_WORK REQUIRED_. The listing below should be copied in full, word for word.

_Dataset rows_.
+++
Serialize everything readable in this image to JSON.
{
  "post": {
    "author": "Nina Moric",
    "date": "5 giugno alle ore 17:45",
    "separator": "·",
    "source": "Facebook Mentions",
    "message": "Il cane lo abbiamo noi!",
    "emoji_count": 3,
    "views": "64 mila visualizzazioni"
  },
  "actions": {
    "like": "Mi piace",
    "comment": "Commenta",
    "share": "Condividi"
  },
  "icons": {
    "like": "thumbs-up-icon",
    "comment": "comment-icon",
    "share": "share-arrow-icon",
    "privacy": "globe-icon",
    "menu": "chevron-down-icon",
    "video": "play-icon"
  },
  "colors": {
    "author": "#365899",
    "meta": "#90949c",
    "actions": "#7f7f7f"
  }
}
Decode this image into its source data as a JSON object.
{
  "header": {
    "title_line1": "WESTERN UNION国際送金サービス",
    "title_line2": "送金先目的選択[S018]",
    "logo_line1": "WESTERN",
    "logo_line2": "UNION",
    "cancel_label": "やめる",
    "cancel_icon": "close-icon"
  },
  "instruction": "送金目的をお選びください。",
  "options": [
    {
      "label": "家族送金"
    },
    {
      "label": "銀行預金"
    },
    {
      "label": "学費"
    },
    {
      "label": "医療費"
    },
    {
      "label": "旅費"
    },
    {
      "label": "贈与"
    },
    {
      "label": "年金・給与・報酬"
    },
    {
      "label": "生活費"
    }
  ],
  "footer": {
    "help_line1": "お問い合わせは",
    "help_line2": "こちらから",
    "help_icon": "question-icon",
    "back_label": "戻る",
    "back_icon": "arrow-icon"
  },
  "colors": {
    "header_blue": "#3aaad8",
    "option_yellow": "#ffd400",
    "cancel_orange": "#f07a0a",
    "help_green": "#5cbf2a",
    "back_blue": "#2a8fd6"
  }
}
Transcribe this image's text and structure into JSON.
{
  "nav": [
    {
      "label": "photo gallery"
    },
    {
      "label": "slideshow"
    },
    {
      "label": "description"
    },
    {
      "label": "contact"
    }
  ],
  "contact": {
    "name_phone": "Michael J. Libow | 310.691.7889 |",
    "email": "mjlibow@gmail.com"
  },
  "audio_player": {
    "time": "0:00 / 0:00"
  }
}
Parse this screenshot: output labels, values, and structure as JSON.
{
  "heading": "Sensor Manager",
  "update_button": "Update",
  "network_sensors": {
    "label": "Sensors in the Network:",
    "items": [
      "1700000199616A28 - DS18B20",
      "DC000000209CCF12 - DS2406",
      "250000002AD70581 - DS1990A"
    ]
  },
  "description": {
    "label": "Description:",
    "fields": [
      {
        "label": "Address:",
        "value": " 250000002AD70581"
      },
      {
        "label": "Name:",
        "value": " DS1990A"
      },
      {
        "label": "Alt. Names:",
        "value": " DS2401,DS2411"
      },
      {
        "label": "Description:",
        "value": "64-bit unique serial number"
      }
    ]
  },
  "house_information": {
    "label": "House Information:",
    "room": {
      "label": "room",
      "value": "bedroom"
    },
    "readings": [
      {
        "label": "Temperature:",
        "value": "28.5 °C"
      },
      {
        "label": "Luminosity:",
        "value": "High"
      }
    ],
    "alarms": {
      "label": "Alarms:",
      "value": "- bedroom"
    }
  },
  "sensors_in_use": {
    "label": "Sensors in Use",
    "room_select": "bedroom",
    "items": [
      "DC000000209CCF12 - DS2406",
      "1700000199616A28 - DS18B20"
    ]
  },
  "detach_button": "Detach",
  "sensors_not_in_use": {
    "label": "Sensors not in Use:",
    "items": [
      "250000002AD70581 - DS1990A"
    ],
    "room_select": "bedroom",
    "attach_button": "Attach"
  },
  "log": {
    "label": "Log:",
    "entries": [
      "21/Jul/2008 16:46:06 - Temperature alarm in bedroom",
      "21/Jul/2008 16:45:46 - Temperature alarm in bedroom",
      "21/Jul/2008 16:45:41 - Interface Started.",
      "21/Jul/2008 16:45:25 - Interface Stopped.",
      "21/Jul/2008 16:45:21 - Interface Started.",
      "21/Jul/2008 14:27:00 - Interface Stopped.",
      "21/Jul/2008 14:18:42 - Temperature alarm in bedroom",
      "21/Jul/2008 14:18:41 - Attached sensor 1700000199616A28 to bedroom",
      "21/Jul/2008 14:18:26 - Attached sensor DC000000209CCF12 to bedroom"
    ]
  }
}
+++
_TASK SOLUTION_.
Serialize everything readable in this image to JSON.
{
  "post": {
    "author": "Nina Moric",
    "date": "5 giugno alle ore 17:45",
    "separator": "·",
    "source": "Facebook Mentions",
    "message": "Il cane lo abbiamo noi!",
    "emoji_count": 3,
    "views": "64 mila visualizzazioni"
  },
  "actions": {
    "like": "Mi piace",
    "comment": "Commenta",
    "share": "Condividi"
  },
  "icons": {
    "like": "thumbs-up-icon",
    "comment": "comment-icon",
    "share": "share-arrow-icon",
    "privacy": "globe-icon",
    "menu": "chevron-down-icon",
    "video": "play-icon"
  },
  "colors": {
    "author": "#365899",
    "meta": "#90949c",
    "actions": "#7f7f7f"
  }
}
Decode this image into its source data as a JSON object.
{
  "header": {
    "title_line1": "WESTERN UNION国際送金サービス",
    "title_line2": "送金先目的選択[S018]",
    "logo_line1": "WESTERN",
    "logo_line2": "UNION",
    "cancel_label": "やめる",
    "cancel_icon": "close-icon"
  },
  "instruction": "送金目的をお選びください。",
  "options": [
    {
      "label": "家族送金"
    },
    {
      "label": "銀行預金"
    },
    {
      "label": "学費"
    },
    {
      "label": "医療費"
    },
    {
      "label": "旅費"
    },
    {
      "label": "贈与"
    },
    {
      "label": "年金・給与・報酬"
    },
    {
      "label": "生活費"
    }
  ],
  "footer": {
    "help_line1": "お問い合わせは",
    "help_line2": "こちらから",
    "help_icon": "question-icon",
    "back_label": "戻る",
    "back_icon": "arrow-icon"
  },
  "colors": {
    "header_blue": "#3aaad8",
    "option_yellow": "#ffd400",
    "cancel_orange": "#f07a0a",
    "help_green": "#5cbf2a",
    "back_blue": "#2a8fd6"
  }
}
Transcribe this image's text and structure into JSON.
{
  "nav": [
    {
      "label": "photo gallery"
    },
    {
      "label": "slideshow"
    },
    {
      "label": "description"
    },
    {
      "label": "contact"
    }
  ],
  "contact": {
    "name_phone": "Michael J. Libow | 310.691.7889 |",
    "email": "mjlibow@gmail.com"
  },
  "audio_player": {
    "time": "0:00 / 0:00"
  }
}
Parse this screenshot: output labels, values, and structure as JSON.
{
  "heading": "Sensor Manager",
  "update_button": "Update",
  "network_sensors": {
    "label": "Sensors in the Network:",
    "items": [
      "1700000199616A28 - DS18B20",
      "DC000000209CCF12 - DS2406",
      "250000002AD70581 - DS1990A"
    ]
  },
  "description": {
    "label": "Description:",
    "fields": [
      {
        "label": "Address:",
        "value": " 250000002AD70581"
      },
      {
        "label": "Name:",
        "value": " DS1990A"
      },
      {
        "label": "Alt. Names:",
        "value": " DS2401,DS2411"
      },
      {
        "label": "Description:",
        "value": "64-bit unique serial number"
      }
    ]
  },
  "house_information": {
    "label": "House Information:",
    "room": {
      "label": "room",
      "value": "bedroom"
    },
    "readings": [
      {
        "label": "Temperature:",
        "value": "28.5 °C"
      },
      {
        "label": "Luminosity:",
        "value": "High"
      }
    ],
    "alarms": {
      "label": "Alarms:",
      "value": "- bedroom"
    }
  },
  "sensors_in_use": {
    "label": "Sensors in Use",
    "room_select": "bedroom",
    "items": [
      "DC000000209CCF12 - DS2406",
      "1700000199616A28 - DS18B20"
    ]
  },
  "detach_button": "Detach",
  "sensors_not_in_use": {
    "label": "Sensors not in Use:",
    "items": [
      "250000002AD70581 - DS1990A"
    ],
    "room_select": "bedroom",
    "attach_button": "Attach"
  },
  "log": {
    "label": "Log:",
    "entries": [
      "21/Jul/2008 16:46:06 - Temperature alarm in bedroom",
      "21/Jul/2008 16:45:46 - Temperature alarm in bedroom",
      "21/Jul/2008 16:45:41 - Interface Started.",
      "21/Jul/2008 16:45:25 - Interface Stopped.",
      "21/Jul/2008 16:45:21 - Interface Started.",
      "21/Jul/2008 14:27:00 - Interface Stopped.",
      "21/Jul/2008 14:18:42 - Temperature alarm in bedroom",
      "21/Jul/2008 14:18:41 - Attached sensor 1700000199616A28 to bedroom",
      "21/Jul/2008 14:18:26 - Attached sensor DC000000209CCF12 to bedroom"
    ]
  }
}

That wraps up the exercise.